# PROBLEM TO SOLVE
Print the entries below in their entirety, exactly as they are written.

===== DATA PROVIDED

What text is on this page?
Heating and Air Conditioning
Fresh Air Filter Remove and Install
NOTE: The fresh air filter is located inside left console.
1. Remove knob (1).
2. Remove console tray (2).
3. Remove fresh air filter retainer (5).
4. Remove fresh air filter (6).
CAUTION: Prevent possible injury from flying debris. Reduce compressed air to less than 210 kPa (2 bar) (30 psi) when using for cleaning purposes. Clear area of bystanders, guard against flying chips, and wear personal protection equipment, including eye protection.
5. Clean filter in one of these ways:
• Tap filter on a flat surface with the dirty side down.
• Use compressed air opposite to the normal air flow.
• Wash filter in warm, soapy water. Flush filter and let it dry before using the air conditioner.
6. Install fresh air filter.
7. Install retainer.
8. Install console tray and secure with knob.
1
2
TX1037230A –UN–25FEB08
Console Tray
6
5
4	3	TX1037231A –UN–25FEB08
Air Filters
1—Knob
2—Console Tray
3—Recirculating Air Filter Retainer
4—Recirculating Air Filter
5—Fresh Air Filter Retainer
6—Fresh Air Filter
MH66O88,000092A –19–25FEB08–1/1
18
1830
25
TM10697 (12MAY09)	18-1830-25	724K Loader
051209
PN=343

==========

# FULL OUTPUT
What text is on this page?
Heating and Air Conditioning
Fresh Air Filter Remove and Install
NOTE: The fresh air filter is located inside left console.
1. Remove knob (1).
2. Remove console tray (2).
3. Remove fresh air filter retainer (5).
4. Remove fresh air filter (6).
CAUTION: Prevent possible injury from flying debris. Reduce compressed air to less than 210 kPa (2 bar) (30 psi) when using for cleaning purposes. Clear area of bystanders, guard against flying chips, and wear personal protection equipment, including eye protection.
5. Clean filter in one of these ways:
• Tap filter on a flat surface with the dirty side down.
• Use compressed air opposite to the normal air flow.
• Wash filter in warm, soapy water. Flush filter and let it dry before using the air conditioner.
6. Install fresh air filter.
7. Install retainer.
8. Install console tray and secure with knob.
1
2
TX1037230A –UN–25FEB08
Console Tray
6
5
4	3	TX1037231A –UN–25FEB08
Air Filters
1—Knob
2—Console Tray
3—Recirculating Air Filter Retainer
4—Recirculating Air Filter
5—Fresh Air Filter Retainer
6—Fresh Air Filter
MH66O88,000092A –19–25FEB08–1/1
18
1830
25
TM10697 (12MAY09)	18-1830-25	724K Loader
051209
PN=343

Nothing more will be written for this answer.